→ Stored records:
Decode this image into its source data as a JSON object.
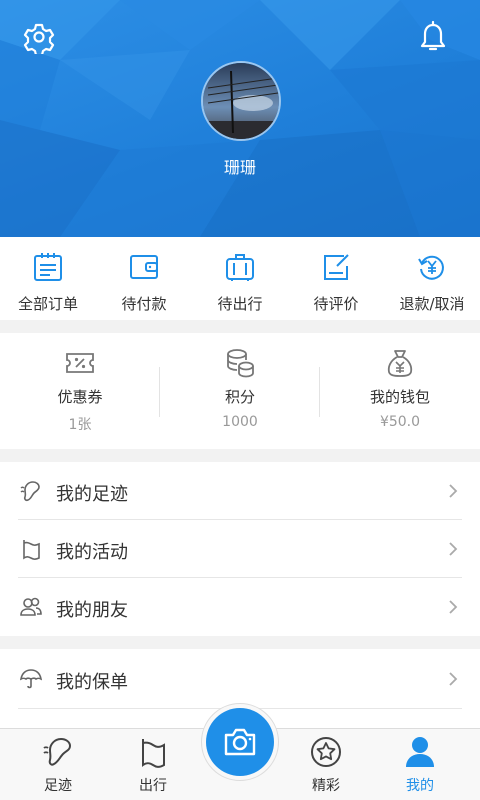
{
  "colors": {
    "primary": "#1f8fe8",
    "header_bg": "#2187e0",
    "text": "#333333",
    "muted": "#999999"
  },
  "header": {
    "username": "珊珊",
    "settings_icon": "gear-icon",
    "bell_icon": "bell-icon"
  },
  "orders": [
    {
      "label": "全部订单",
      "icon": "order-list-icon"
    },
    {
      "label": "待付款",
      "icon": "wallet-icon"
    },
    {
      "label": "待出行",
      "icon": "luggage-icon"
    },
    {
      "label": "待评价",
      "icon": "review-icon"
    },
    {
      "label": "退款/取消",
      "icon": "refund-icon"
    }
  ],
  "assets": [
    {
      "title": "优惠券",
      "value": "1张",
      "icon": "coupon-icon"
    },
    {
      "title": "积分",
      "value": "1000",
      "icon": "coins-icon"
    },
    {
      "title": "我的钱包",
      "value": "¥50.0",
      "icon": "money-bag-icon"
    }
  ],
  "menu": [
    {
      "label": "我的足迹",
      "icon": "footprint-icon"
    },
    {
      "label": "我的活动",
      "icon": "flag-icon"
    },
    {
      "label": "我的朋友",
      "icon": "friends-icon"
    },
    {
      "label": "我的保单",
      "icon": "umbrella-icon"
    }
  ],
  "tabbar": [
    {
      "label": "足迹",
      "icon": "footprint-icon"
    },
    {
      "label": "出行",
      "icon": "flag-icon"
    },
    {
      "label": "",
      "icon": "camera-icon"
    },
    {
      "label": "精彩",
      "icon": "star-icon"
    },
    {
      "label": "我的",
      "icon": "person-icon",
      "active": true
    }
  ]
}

→ Given request: Quote the data above in full, leaving out the pictures it holds.

→ Written response:
Decode this image into its source data as a JSON object.
{
  "colors": {
    "primary": "#1f8fe8",
    "header_bg": "#2187e0",
    "text": "#333333",
    "muted": "#999999"
  },
  "header": {
    "username": "珊珊",
    "settings_icon": "gear-icon",
    "bell_icon": "bell-icon"
  },
  "orders": [
    {
      "label": "全部订单",
      "icon": "order-list-icon"
    },
    {
      "label": "待付款",
      "icon": "wallet-icon"
    },
    {
      "label": "待出行",
      "icon": "luggage-icon"
    },
    {
      "label": "待评价",
      "icon": "review-icon"
    },
    {
      "label": "退款/取消",
      "icon": "refund-icon"
    }
  ],
  "assets": [
    {
      "title": "优惠券",
      "value": "1张",
      "icon": "coupon-icon"
    },
    {
      "title": "积分",
      "value": "1000",
      "icon": "coins-icon"
    },
    {
      "title": "我的钱包",
      "value": "¥50.0",
      "icon": "money-bag-icon"
    }
  ],
  "menu": [
    {
      "label": "我的足迹",
      "icon": "footprint-icon"
    },
    {
      "label": "我的活动",
      "icon": "flag-icon"
    },
    {
      "label": "我的朋友",
      "icon": "friends-icon"
    },
    {
      "label": "我的保单",
      "icon": "umbrella-icon"
    }
  ],
  "tabbar": [
    {
      "label": "足迹",
      "icon": "footprint-icon"
    },
    {
      "label": "出行",
      "icon": "flag-icon"
    },
    {
      "label": "",
      "icon": "camera-icon"
    },
    {
      "label": "精彩",
      "icon": "star-icon"
    },
    {
      "label": "我的",
      "icon": "person-icon",
      "active": true
    }
  ]
}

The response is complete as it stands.